### PROBLEM TO SOLVE
Exactly reproduce the entries, dropping any pictures from your copy.

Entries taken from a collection
** begin **
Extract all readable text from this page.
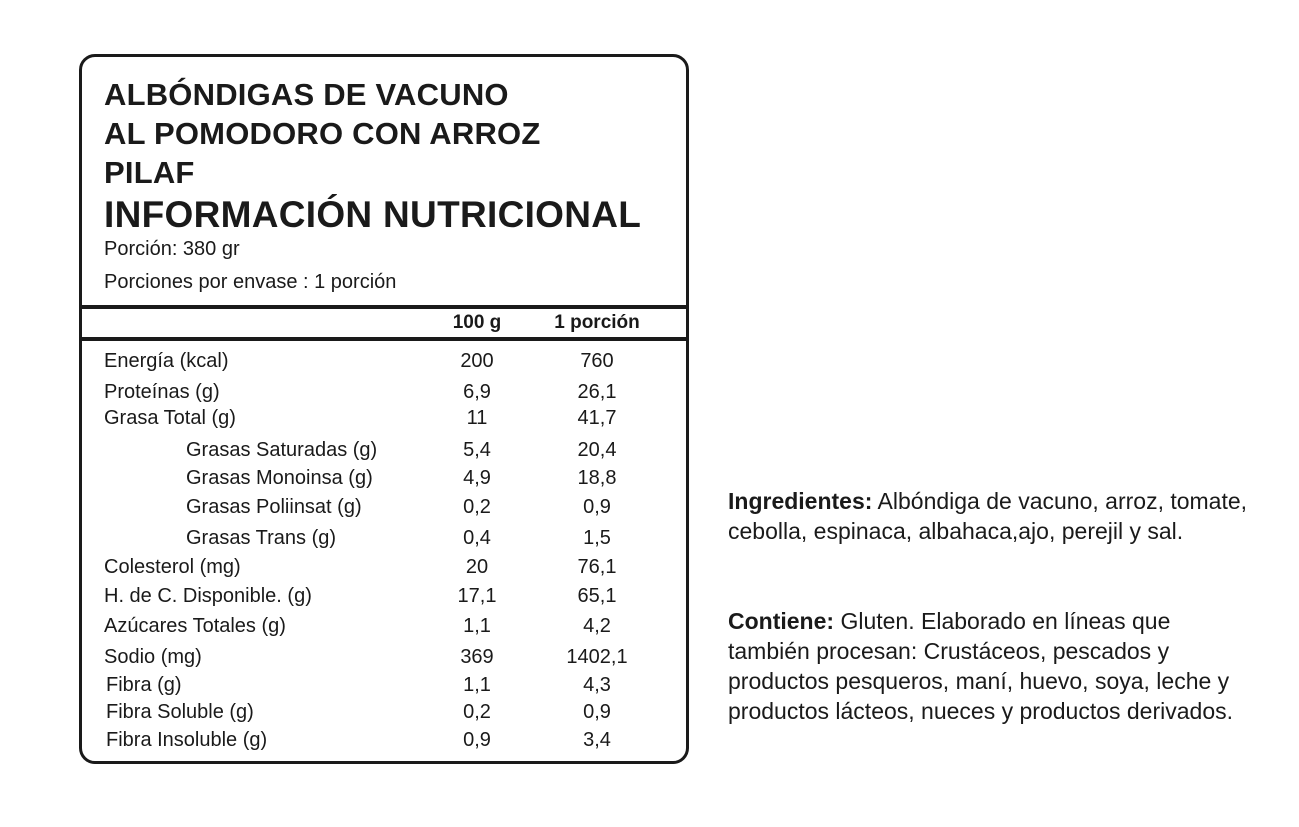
ALBÓNDIGAS DE VACUNO
AL POMODORO CON ARROZ
PILAF
INFORMACIÓN NUTRICIONAL
Porción: 380 gr
Porciones por envase : 1 porción
100 g	1 porción
Energía (kcal)	200	760
Proteínas (g)	6,9	26,1
Grasa Total (g)	11	41,7
Grasas Saturadas (g)	5,4	20,4
Grasas Monoinsa (g)	4,9	18,8
Grasas Poliinsat (g)	0,2	0,9
Grasas Trans (g)	0,4	1,5
Colesterol (mg)	20	76,1
H. de C. Disponible. (g)	17,1	65,1
Azúcares Totales (g)	1,1	4,2
Sodio (mg)	369	1402,1
Fibra (g)	1,1	4,3
Fibra Soluble (g)	0,2	0,9
Fibra Insoluble (g)	0,9	3,4

Ingredientes: Albóndiga de vacuno, arroz, tomate, cebolla, espinaca, albahaca,ajo, perejil y sal.

Contiene: Gluten. Elaborado en líneas que también procesan: Crustáceos, pescados y productos pesqueros, maní, huevo, soya, leche y productos lácteos, nueces y productos derivados.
** end **
### RESULT OF THIS EXERCISE
Extract all readable text from this page.
ALBÓNDIGAS DE VACUNO
AL POMODORO CON ARROZ
PILAF
INFORMACIÓN NUTRICIONAL
Porción: 380 gr
Porciones por envase : 1 porción
100 g	1 porción
Energía (kcal)	200	760
Proteínas (g)	6,9	26,1
Grasa Total (g)	11	41,7
Grasas Saturadas (g)	5,4	20,4
Grasas Monoinsa (g)	4,9	18,8
Grasas Poliinsat (g)	0,2	0,9
Grasas Trans (g)	0,4	1,5
Colesterol (mg)	20	76,1
H. de C. Disponible. (g)	17,1	65,1
Azúcares Totales (g)	1,1	4,2
Sodio (mg)	369	1402,1
Fibra (g)	1,1	4,3
Fibra Soluble (g)	0,2	0,9
Fibra Insoluble (g)	0,9	3,4

Ingredientes: Albóndiga de vacuno, arroz, tomate, cebolla, espinaca, albahaca,ajo, perejil y sal.

Contiene: Gluten. Elaborado en líneas que también procesan: Crustáceos, pescados y productos pesqueros, maní, huevo, soya, leche y productos lácteos, nueces y productos derivados.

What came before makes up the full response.